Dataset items
☆ ☆ ☆ ☆ ☆ ☆ ☆
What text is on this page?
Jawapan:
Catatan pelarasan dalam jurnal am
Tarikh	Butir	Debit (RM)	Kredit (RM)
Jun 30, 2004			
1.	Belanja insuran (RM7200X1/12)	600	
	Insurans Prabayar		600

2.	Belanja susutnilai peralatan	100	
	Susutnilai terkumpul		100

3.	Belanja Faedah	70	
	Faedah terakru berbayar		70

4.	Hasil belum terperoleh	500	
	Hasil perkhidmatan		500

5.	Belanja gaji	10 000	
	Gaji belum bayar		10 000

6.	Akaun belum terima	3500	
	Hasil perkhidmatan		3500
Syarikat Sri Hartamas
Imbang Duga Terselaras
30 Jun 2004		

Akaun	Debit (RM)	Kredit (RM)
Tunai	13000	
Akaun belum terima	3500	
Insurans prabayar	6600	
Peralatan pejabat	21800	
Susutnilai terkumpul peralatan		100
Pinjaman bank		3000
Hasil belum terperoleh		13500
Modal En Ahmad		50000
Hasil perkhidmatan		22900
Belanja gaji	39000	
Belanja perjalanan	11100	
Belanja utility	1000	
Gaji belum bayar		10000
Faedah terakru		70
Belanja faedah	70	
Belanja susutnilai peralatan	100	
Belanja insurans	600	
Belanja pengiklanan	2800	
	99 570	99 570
☆ ☆ ☆ ☆ ☆ ☆ ☆
_WHAT YOU NEED TO DO_
Say how many lines in the records hold the string "Kredit", and say nothing else.

_RESULT FOR THIS EXERCISE_
2